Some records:
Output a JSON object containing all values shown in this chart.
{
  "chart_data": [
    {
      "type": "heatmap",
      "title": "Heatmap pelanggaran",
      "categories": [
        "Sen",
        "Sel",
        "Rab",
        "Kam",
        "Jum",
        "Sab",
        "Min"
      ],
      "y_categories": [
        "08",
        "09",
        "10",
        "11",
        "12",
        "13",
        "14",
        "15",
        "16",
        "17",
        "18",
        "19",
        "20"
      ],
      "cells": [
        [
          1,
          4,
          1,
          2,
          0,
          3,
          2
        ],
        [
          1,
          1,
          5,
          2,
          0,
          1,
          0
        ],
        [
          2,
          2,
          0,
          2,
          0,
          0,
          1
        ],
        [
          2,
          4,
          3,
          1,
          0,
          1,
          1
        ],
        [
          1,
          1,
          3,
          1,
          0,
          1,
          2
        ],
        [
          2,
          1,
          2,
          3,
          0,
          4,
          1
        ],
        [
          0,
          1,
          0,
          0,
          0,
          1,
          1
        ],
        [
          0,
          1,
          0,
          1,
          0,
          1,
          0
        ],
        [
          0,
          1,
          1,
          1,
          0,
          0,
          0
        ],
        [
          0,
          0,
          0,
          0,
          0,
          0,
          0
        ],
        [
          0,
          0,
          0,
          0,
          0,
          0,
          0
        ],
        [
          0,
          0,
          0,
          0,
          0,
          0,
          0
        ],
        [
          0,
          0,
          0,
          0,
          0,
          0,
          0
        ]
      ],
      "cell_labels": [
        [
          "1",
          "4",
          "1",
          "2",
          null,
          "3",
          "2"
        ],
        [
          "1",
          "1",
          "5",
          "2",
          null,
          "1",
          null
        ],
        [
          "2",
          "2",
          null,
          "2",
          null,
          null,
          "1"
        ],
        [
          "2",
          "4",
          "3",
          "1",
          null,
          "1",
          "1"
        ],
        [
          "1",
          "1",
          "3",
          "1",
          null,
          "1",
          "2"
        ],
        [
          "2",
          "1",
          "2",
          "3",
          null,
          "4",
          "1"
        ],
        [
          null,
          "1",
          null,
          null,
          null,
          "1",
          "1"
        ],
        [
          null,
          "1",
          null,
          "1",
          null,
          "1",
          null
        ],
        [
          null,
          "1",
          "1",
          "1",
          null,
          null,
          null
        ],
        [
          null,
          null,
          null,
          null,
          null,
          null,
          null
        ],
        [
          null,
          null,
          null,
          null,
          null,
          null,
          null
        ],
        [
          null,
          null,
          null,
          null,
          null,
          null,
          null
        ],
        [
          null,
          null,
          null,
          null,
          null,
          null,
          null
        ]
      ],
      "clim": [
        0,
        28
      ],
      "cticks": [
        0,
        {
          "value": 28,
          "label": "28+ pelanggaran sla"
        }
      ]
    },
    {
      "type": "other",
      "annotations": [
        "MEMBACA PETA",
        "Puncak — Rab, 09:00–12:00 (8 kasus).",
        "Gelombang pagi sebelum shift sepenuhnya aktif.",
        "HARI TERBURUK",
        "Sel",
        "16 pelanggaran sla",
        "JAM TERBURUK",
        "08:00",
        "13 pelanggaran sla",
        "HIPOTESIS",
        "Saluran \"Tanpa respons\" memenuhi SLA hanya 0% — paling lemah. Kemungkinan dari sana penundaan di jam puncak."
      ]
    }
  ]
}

**Goal:**
Every line above should be retyped exactly as given.

**Complete response:**
Output a JSON object containing all values shown in this chart.
{
  "chart_data": [
    {
      "type": "heatmap",
      "title": "Heatmap pelanggaran",
      "categories": [
        "Sen",
        "Sel",
        "Rab",
        "Kam",
        "Jum",
        "Sab",
        "Min"
      ],
      "y_categories": [
        "08",
        "09",
        "10",
        "11",
        "12",
        "13",
        "14",
        "15",
        "16",
        "17",
        "18",
        "19",
        "20"
      ],
      "cells": [
        [
          1,
          4,
          1,
          2,
          0,
          3,
          2
        ],
        [
          1,
          1,
          5,
          2,
          0,
          1,
          0
        ],
        [
          2,
          2,
          0,
          2,
          0,
          0,
          1
        ],
        [
          2,
          4,
          3,
          1,
          0,
          1,
          1
        ],
        [
          1,
          1,
          3,
          1,
          0,
          1,
          2
        ],
        [
          2,
          1,
          2,
          3,
          0,
          4,
          1
        ],
        [
          0,
          1,
          0,
          0,
          0,
          1,
          1
        ],
        [
          0,
          1,
          0,
          1,
          0,
          1,
          0
        ],
        [
          0,
          1,
          1,
          1,
          0,
          0,
          0
        ],
        [
          0,
          0,
          0,
          0,
          0,
          0,
          0
        ],
        [
          0,
          0,
          0,
          0,
          0,
          0,
          0
        ],
        [
          0,
          0,
          0,
          0,
          0,
          0,
          0
        ],
        [
          0,
          0,
          0,
          0,
          0,
          0,
          0
        ]
      ],
      "cell_labels": [
        [
          "1",
          "4",
          "1",
          "2",
          null,
          "3",
          "2"
        ],
        [
          "1",
          "1",
          "5",
          "2",
          null,
          "1",
          null
        ],
        [
          "2",
          "2",
          null,
          "2",
          null,
          null,
          "1"
        ],
        [
          "2",
          "4",
          "3",
          "1",
          null,
          "1",
          "1"
        ],
        [
          "1",
          "1",
          "3",
          "1",
          null,
          "1",
          "2"
        ],
        [
          "2",
          "1",
          "2",
          "3",
          null,
          "4",
          "1"
        ],
        [
          null,
          "1",
          null,
          null,
          null,
          "1",
          "1"
        ],
        [
          null,
          "1",
          null,
          "1",
          null,
          "1",
          null
        ],
        [
          null,
          "1",
          "1",
          "1",
          null,
          null,
          null
        ],
        [
          null,
          null,
          null,
          null,
          null,
          null,
          null
        ],
        [
          null,
          null,
          null,
          null,
          null,
          null,
          null
        ],
        [
          null,
          null,
          null,
          null,
          null,
          null,
          null
        ],
        [
          null,
          null,
          null,
          null,
          null,
          null,
          null
        ]
      ],
      "clim": [
        0,
        28
      ],
      "cticks": [
        0,
        {
          "value": 28,
          "label": "28+ pelanggaran sla"
        }
      ]
    },
    {
      "type": "other",
      "annotations": [
        "MEMBACA PETA",
        "Puncak — Rab, 09:00–12:00 (8 kasus).",
        "Gelombang pagi sebelum shift sepenuhnya aktif.",
        "HARI TERBURUK",
        "Sel",
        "16 pelanggaran sla",
        "JAM TERBURUK",
        "08:00",
        "13 pelanggaran sla",
        "HIPOTESIS",
        "Saluran \"Tanpa respons\" memenuhi SLA hanya 0% — paling lemah. Kemungkinan dari sana penundaan di jam puncak."
      ]
    }
  ]
}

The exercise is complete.